Задания:
[A] Как Брайан Эхерн называл рассказчицу во фрагменте о Дитрих?
[B] Определите, соответствуют ли фрагменту о Дитрих следующие утверждения, и для каждого приведите решающие слова текста дословно: (i) мать рассказчицы часто болела; (ii) почитатели матери приходили к завтраку полностью одетыми; (iii) Синатра утверждал, что Дитрих приходила к нему.
[C] Допишите продолжение фрагмента о Дитрих, начиная после его последнего предложения.

━━ Фрагмент текста ━━

Брайан Эхерн не разочаровал ее ни в одном из этих априорных выводов. В тот день, когда он пришел, я сделала книксен, пожала ему руку и сразу же полюбила этого очень милого человека. Мы стали друзьями – навсегда. Он называл меня Кот и был мне просто за отца. Он стал любовником моей матери почти сразу же, и де Акоста заволновалась. Прислуге, отвечающей на телефонные звонки нашего испанского Лотарио, делались резкие знаки: Дитрих нет дома. Моя мать, болевшая редко и считавшая «плохое самочувствие» распущенностью, начала отказывать де Акоста под этим предлогом. А та любила мою мать и саму себя слишком сильно, и ей не могло прийти в голову, что это ложь.
Я никогда не могла понять, как мать управлялась со всеми своими амурами, никогда попросту не поселяя своих любовников у себя. Когда мне шел второй десяток, она отвозила меня в разные дома и отели и оставляла под присмотром гувернанток-компаньонок, которые иногда имели свои причуды и странности. Но когда я была еще «ребенком», за нашим завтраком ни разу не появлялся чужак в халате – даже фон Штернберг. Хотя у нас было столько разных любителей знаменитой яичницы моей матери, они всегда звонили в парадную дверь полностью одетыми. Спустя много лет только Синатра и Габен утверждали, что Дитрих отличала их своими приходами. Вообще же это было не в ее правилах – покидать комфорт своей среды; почитателям ее постели полагалось приходить к ней самим. Вероятно, эти предрассветные маневры были для всех и утомительны, и неудобны: вставать, одеваться и уезжать домой лишь для того, чтобы вернуться несколько часов спустя, как будто ничего не произошло. Уверена, что именно мать настаивала на этих сценариях – «из-за Ребенка».

━━━
━━ Исходные материалы ━━

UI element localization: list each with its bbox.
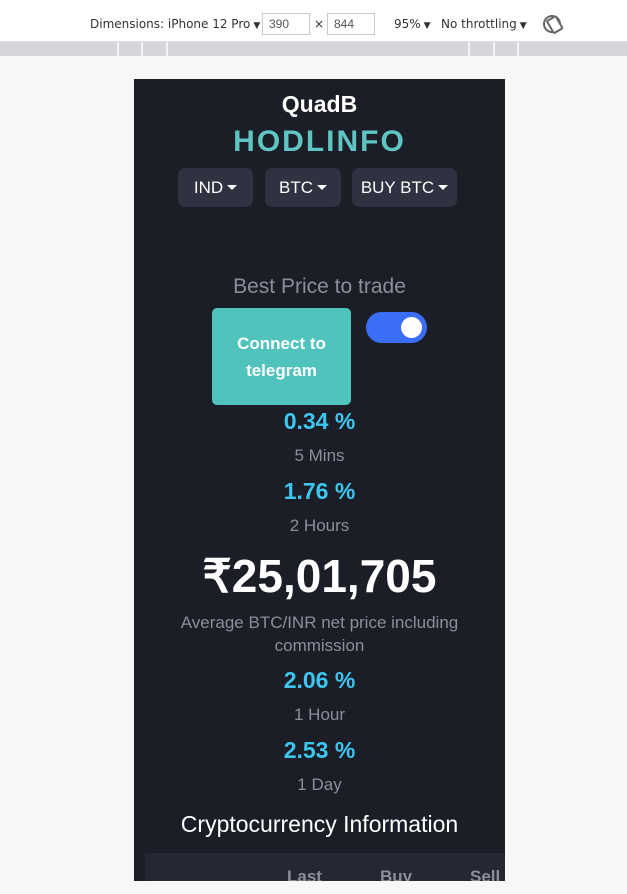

━━━

Ответы:
[A] Кот.

[B]
(i) Нет: «болевшая редко».
(ii) Да: «они всегда звонили в парадную дверь полностью одетыми».
(iii) Да: «только Синатра и Габен утверждали, что Дитрих отличала их своими приходами».

[C]
К тому же у нее тогда оставалось время на непременный ритуал спринцевания холодным раствором уксуса. Самым ценным имуществом моей матери, помимо ее корсета, была розовая резиновая спринцовка. Она держала как минимум четыре запасных на тот случай, если одна протечет. Белый уксус «Хайнц» покупался ящиками. Даже когда в 1944 году она открыла спирали и закупила целую дюжину, отправляясь на войну, она все равно не рассталась со своей верной резиновой спринцовкой как предметом первой необходимости, готовым выполнить свой долг за морем. Меня всегда удивляло, как матери удавалось избежать беременности все эти годы. Только один раз ее безотказный метод уксуса в воде не сработал, и она обвинила в этом своего партнера. Метод был безупречным! Погрешности исключались! В 1965 году, когда ей было шестьдесят четыре года и она снова сходила по кому-то с ума, она спросила меня по телефону из Австралии:
– Радость моя, что такое… я скажу по буквам… странное слово… К – Карл, О – Океан, Н – Нэнси, Д – Денвер, О – Океан, М – Марлен.
В такие моменты я обычно думала, подслушивают ли разговор телефонистки. Я тщательно описала вид и функции предмета нашего разговора. Она воскликнула:
– Ах, это! Этим я никогда не давала им пользоваться! Ерунда. Копаться с этим в темноте… И вообще они сразу делаются такие довольные и милые, когда им говоришь, что это не нужно!
На самом деле тогда в подобных играх, затеваемых якобы для моего блага, не было необходимости. Я привыкла, что вокруг моей матери всегда кто-то вертится. Мне было все равно, какого они пола и зачем они ей вообще. Если они приносили мне дорогих кукол и сюсюкали над «дивным ребенком», они мне не нравились, и я их избегала. Если они не считали нужным обхаживать ребенка только из-за того, что «занимались» его матерью, я их уважала, как фон Штернберга и, много лет спустя, Габена.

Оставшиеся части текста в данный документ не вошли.